> [Butir Tugas 1]: Tulis ulang teks percobaan enzim alfa amilase, seluruhnya dari "VII. Kesimpulan" turun hingga "dan senyawa lain.", dengan menukar "protein" menjadi "polipeptida".
> [Butir Tugas 2]: Tolong lanjutkan teks percobaan enzim alfa amilase dari titik terakhirnya.
═══ Potongan Dokumen ═══
Percobaan uji aktivitas enzim alfa amilase pada saliva bertujuan untuk
mengetahui kerja enzim alfa amilase dalam hidrolisis pati dan faktor-
faktor yang mempengaruhi aktivitas atau kerja enzim alfa amilase
dimana terlebih dahulu, nasi dihaluskan menggunakan ulekan dengan
ditambahkan air secukupnya hingga menjadi larutan amilum dan
dimasukkan ke dalam 3 buah gelas secukupnya serta ditambahkan
saliva secukupnya lalu dihomogenkan. Selanjutnya, ketiga gelas diberi
label dimana gelas 1 didiamkan pada suhu ruang, gelas 2 didiamkan
pada air es, dan gelas 3 dipanaskan di dalam air mendidih (selama 5
menit). Setelah 5 menit ketiga perlakuan dilakukan, ketiga gelas
ditambahkan betadine sebanyak 3-4 tetes dan dihomogenkan. Setelah
homogen, ketiga gelas didiamkan lagi selama 20 menit. Perlakuan ini
memberikan hasil dimana pada gelas 1 yang didiamkan pada suhu
ruang (sekitar 20oC – 25oC) menghasilkan warna ungu muda. Hasil
yang didapatkan menandakan bahwa enzim alfa amilase bekerja aktif
atau glukosa mulai terbentuk. Peristiwa ini dibenarkan oleh Page
(1989), dalam banyak sistem akibat suhu tes reaksi enzim adalah
mirip dengan tabiat bahwa laju reaksi meningkat dengan kenaikan
suhu dan akhirnya enzim kehilangan semua aktivitas jika protein
menjadi rusak akibat panas. Banyak enzim berfungsi optimal dalam
batas-batas suhu antara 25-37oC. Pada gelas 2 yang didiamkan pada
air es menghasilkan warna ungu kemerahan. Hasil yang didapatkan
menandakan enzim alfa amilase lambat bereaksi atau tidak bekerja
karena suhunya yang rendah. Dalam artian, semakin menurun suhu
yang mempengaruhi kerja enzim maka memperlambat atau
menghambat kerja enzim tersebut. Peristiwa ini dibenarkan oleh Page
(1989), dalam banyak sistem akibat suhu tes reaksi enzim adalah
mirip dengan tabiat bahwa laju reaksi meningkat dengan kenaikan
suhu dan akhirnya enzim kehilangan semua aktivitas jika protein
menjadi rusak akibat panas. Banyak enzim berfungsi optimal dalam
batas-batas suhu antara 25 - 37oC. Sedangkan pada gelas 3
dipanaskan di dalam air mendidih tidak menghasilkan perubahan
warna atau warna seperti semula. Hasil yang didapatkan seharusnya
menghasilkan warna biru tua yang menandakan bahwa enzim alfa
amilasi telah terdenaturasi atau tidak berhasil mengubah amilum
menjadi glukosa. Peristiwa yang terjadi dari ketiga perlakuan ini
dibenarkan oleh Salisbury (1995) yang menyatakan bahwa apabila
suhu terlalu tinggi, struktur tiga dimensi enzim akan rusak, sehingga
substrat tidak lagi dapat terikat dengannya. Dengan demikian enzim
tersebut tidak akan dapat menjalankan fungsinya lagi sebagai
biokatalisator. Pada umumnya denaturasi ini bersifat tidak terbalikan
atau permanen. Dan oleh Poedjiadi (2006), seperti halnya katalisator,
enzim juga dipengaruhi oleh temperatur. Hanya saja enzim ini tidak
tahan panas seperti katalisator lainnya. Kebanyakan enzim akan
menjadi non aktif pada suhu

VII. Kesimpulan
Berdasarkan percobaan yang dilakukan dapat disimpulkan bahwa
1. Enzim merupakan katalisator protein untuk reaksi – reaksi kimia
dalam system biologi. Katalisator adalah zat yang mempercepat
reaksi kimia. Selama proses reaksi, meskipun katalisator mengalami
perubahan fisik, tetapi bila reaksi telah selesai keadaan katalisator
akan kembali ke bentuk semula. Enzim disebut katalisator protein,
karena terutama tersusun atas protein dan senyawa lain.
═══ Bahan yang Disediakan ═══
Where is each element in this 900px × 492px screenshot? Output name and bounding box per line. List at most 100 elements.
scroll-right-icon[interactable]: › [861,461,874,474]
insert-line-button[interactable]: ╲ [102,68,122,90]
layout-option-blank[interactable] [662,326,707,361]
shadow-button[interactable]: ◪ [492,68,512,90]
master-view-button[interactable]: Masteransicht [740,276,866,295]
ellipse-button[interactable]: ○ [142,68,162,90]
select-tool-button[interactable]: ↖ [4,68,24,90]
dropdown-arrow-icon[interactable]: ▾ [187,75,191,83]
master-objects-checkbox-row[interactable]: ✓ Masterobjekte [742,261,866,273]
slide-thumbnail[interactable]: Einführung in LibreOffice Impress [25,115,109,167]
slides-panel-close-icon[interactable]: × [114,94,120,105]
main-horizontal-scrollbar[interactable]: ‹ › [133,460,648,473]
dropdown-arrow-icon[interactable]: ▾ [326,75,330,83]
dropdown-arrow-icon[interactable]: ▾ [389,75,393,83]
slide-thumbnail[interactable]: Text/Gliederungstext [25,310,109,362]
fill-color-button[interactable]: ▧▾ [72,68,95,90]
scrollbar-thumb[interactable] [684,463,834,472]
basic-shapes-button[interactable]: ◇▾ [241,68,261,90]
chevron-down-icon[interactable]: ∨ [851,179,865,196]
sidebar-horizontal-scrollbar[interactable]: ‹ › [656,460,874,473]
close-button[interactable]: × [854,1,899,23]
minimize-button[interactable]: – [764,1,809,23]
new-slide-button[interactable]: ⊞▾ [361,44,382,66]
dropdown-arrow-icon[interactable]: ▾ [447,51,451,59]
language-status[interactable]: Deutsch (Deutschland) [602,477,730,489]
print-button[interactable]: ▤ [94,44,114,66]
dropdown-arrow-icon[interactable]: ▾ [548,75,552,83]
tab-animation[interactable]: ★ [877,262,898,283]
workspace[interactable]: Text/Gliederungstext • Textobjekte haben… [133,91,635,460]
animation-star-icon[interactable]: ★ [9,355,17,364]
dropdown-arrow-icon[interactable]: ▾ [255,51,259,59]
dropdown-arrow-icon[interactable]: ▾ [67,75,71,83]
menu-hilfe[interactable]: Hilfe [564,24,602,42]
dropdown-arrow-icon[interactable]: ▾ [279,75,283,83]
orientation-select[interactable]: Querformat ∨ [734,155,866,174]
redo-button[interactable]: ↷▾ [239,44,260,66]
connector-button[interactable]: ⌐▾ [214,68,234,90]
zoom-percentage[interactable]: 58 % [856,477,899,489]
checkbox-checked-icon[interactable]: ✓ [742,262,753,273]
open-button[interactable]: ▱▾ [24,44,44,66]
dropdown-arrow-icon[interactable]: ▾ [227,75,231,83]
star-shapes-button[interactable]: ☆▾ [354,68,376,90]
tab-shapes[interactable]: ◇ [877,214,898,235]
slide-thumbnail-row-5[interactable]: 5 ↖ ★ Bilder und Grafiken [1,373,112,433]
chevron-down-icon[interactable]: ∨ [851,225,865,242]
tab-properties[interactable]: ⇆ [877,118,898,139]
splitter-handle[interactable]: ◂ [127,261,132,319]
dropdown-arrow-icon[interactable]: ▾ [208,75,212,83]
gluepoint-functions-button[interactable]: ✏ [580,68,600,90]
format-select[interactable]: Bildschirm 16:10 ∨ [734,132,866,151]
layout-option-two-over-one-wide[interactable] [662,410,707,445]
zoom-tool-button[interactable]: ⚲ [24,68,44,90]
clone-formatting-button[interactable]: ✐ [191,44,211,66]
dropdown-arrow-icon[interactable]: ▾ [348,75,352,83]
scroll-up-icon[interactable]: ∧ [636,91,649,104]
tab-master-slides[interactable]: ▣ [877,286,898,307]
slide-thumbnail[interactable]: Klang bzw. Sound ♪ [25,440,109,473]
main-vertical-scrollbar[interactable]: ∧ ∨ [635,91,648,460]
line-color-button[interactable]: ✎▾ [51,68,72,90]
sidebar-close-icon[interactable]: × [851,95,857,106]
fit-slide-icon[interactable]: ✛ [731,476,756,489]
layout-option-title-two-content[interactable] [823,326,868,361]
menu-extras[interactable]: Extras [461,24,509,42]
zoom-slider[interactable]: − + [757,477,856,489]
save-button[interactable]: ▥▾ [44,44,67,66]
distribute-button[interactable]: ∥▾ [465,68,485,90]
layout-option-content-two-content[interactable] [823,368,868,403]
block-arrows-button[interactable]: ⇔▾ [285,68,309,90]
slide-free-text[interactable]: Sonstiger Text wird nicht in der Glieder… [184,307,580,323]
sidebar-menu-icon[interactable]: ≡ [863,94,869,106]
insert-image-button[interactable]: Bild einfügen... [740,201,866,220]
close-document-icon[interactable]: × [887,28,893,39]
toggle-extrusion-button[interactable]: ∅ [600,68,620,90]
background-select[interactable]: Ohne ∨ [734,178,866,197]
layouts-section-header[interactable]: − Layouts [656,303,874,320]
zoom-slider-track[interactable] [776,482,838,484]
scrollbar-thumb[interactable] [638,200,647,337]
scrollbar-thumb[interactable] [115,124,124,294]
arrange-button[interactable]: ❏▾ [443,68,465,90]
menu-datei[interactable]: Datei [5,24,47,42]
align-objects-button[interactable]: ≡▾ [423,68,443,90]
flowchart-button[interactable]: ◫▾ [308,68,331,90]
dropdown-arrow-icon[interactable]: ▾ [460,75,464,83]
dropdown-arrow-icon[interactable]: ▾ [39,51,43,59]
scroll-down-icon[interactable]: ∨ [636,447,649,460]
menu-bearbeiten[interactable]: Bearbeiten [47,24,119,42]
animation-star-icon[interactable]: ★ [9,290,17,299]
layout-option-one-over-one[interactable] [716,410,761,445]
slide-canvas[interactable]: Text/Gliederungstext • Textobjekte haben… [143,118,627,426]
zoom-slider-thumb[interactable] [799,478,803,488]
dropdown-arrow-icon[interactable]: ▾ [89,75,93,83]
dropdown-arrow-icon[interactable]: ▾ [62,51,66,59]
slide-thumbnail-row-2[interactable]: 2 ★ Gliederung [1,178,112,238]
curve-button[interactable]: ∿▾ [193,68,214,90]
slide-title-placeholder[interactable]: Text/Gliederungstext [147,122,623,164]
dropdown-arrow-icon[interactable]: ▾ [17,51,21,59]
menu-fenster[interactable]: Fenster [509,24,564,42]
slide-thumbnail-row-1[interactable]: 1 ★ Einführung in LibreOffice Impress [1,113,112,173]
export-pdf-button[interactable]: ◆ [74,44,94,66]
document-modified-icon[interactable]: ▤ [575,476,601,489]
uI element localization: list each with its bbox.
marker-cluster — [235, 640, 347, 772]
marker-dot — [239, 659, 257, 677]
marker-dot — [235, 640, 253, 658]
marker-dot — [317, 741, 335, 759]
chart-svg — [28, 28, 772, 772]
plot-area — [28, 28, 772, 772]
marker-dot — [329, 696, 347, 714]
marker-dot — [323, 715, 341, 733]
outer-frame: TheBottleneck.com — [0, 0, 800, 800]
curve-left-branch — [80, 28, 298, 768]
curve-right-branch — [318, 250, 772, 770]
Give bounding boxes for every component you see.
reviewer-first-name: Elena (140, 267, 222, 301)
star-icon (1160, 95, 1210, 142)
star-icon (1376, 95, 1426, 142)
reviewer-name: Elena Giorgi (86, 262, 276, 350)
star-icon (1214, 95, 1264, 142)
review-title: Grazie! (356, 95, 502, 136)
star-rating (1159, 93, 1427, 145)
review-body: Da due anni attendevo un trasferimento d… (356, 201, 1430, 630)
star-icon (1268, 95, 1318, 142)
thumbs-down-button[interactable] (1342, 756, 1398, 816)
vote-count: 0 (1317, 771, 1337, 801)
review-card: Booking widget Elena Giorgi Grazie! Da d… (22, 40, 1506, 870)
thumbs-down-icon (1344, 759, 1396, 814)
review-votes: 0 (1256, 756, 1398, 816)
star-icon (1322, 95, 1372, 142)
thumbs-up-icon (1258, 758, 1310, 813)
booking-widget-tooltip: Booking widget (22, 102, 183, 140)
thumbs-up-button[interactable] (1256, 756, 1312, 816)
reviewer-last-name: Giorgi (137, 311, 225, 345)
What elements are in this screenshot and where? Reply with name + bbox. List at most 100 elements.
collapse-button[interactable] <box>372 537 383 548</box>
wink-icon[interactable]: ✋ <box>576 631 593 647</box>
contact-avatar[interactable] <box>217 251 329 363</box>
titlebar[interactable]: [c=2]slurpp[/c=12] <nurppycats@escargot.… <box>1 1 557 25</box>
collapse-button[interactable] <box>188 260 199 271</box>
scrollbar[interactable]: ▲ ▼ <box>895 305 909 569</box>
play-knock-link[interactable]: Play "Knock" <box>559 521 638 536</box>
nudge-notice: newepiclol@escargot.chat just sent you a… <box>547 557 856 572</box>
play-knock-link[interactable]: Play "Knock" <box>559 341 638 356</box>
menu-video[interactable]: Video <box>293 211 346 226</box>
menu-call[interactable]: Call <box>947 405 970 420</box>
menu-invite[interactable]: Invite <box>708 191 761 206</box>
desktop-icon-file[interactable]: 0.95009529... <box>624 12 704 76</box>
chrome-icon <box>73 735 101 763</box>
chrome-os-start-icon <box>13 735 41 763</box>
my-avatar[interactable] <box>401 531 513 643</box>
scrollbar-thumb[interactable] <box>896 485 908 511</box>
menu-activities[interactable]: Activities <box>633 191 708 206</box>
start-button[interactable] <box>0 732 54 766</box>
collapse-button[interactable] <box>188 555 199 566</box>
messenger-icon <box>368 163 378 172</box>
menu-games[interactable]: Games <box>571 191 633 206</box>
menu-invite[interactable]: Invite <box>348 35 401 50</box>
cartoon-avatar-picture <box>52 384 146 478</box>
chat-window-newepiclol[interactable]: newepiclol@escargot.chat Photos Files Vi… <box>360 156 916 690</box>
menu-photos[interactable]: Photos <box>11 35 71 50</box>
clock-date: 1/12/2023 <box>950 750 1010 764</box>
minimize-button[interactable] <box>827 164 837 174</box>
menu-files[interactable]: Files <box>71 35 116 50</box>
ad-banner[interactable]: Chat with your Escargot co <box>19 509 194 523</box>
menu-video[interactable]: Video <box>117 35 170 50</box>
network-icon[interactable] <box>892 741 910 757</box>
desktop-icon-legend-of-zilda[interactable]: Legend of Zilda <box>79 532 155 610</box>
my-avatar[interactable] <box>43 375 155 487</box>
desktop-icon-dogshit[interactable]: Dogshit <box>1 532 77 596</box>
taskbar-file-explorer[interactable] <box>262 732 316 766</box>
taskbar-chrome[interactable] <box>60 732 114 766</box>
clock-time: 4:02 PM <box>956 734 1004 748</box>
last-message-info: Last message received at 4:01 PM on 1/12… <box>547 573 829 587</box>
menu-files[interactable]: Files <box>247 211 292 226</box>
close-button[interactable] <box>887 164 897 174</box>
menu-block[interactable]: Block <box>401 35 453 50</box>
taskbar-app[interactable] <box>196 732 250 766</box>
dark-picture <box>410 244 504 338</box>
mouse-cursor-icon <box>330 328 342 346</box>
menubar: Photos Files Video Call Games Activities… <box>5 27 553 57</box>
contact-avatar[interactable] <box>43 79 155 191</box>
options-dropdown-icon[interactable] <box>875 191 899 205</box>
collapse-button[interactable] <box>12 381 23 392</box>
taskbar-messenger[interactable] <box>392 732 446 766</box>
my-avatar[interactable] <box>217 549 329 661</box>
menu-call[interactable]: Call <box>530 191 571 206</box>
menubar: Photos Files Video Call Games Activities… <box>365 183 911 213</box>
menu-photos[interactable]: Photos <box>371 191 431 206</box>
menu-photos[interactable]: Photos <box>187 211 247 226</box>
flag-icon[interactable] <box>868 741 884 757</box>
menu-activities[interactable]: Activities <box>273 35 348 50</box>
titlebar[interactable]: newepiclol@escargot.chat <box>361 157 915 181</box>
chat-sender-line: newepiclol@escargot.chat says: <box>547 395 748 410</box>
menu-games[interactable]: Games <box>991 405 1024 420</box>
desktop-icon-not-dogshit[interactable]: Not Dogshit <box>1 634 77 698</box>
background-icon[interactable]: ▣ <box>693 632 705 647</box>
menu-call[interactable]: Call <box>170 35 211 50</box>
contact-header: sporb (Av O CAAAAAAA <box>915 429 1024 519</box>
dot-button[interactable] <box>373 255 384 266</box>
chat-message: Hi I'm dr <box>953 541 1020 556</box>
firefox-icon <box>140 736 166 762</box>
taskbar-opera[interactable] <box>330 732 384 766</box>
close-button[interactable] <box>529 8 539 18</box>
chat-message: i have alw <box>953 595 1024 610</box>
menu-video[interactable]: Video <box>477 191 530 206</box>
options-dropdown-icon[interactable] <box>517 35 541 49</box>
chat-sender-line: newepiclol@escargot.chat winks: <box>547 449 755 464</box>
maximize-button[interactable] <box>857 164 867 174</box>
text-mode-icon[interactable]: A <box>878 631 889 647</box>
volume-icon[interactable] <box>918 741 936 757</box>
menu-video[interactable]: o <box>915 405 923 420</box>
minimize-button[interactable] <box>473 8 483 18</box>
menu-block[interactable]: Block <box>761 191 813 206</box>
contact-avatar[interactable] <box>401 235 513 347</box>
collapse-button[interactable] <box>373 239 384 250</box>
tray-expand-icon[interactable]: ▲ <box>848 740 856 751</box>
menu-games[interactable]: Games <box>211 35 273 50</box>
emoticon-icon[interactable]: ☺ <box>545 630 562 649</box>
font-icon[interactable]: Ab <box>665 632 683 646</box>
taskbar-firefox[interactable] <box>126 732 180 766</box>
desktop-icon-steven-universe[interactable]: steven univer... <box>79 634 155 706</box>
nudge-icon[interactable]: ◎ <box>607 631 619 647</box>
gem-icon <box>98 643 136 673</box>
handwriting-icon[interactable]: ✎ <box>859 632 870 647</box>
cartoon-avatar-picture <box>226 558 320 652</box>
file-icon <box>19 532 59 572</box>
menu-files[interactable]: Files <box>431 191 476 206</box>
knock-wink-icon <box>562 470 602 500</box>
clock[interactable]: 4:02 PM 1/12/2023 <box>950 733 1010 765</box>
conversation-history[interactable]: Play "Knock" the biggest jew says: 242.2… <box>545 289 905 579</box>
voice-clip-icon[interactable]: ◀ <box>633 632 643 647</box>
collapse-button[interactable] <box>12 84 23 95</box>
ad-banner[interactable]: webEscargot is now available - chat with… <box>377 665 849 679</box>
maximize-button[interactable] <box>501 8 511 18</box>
═══
> [Jawaban 1]:
VII. Kesimpulan
Berdasarkan percobaan yang dilakukan dapat disimpulkan bahwa
1. Enzim merupakan katalisator polipeptida untuk reaksi – reaksi kimia
dalam system biologi. Katalisator adalah zat yang mempercepat
reaksi kimia. Selama proses reaksi, meskipun katalisator mengalami
perubahan fisik, tetapi bila reaksi telah selesai keadaan katalisator
akan kembali ke bentuk semula. Enzim disebut katalisator polipeptida,
karena terutama tersusun atas polipeptida dan senyawa lain.

> [Jawaban 2]:
2. Percobaan uji aktivitas enzim alfa amilase pada saliva bertujuan
untuk mengetahui kerja enzim alfa amilase dalam hidrolisis pati dan
faktor-faktor yang mempengaruhi aktivitas atau kerja enzim alfa
amilase dimana pada gelas 1 (pada suhu ruang) menghasilkan warna
ungu muda. Pada gelas 2 (pada air es) menghasilkan warna ungu
kemerahan. Sedangkan pada gelas 3 (pada air mendidih)
menghasilkan warna biru tua.
3. Dalam banyak sistem akibat suhu tes reaksi enzim adalah mirip
dengan tabiat bahwa laju reaksi meningkat dengan kenaikan suhu
dan akhirnya enzim kehilangan semua aktivitas jika protein menjadi
rusak akibat panas. Banyak enzim berfungsi optimal dalam batas-
batas suhu antara 25 - 37oC.

VIII. Daftar Pustaka


Page, D, S. (1989). Prinsip-Prinsip Biokimia edisi II. Jakarta : Erlangga
Poedjiadi, Anna. (2006). Dasar-dasar Biokimia, Jakarta : Universitas
Indonesia PRESS
Salisbury, F.B. dan Ross, C.W. (1995). Fisiologi Tumbuhan Jilid 2.
Bandung : ITB Press
Sherwood, L. (2001). Fisiologi Manusia dari sel ke sistem. Edisi 2.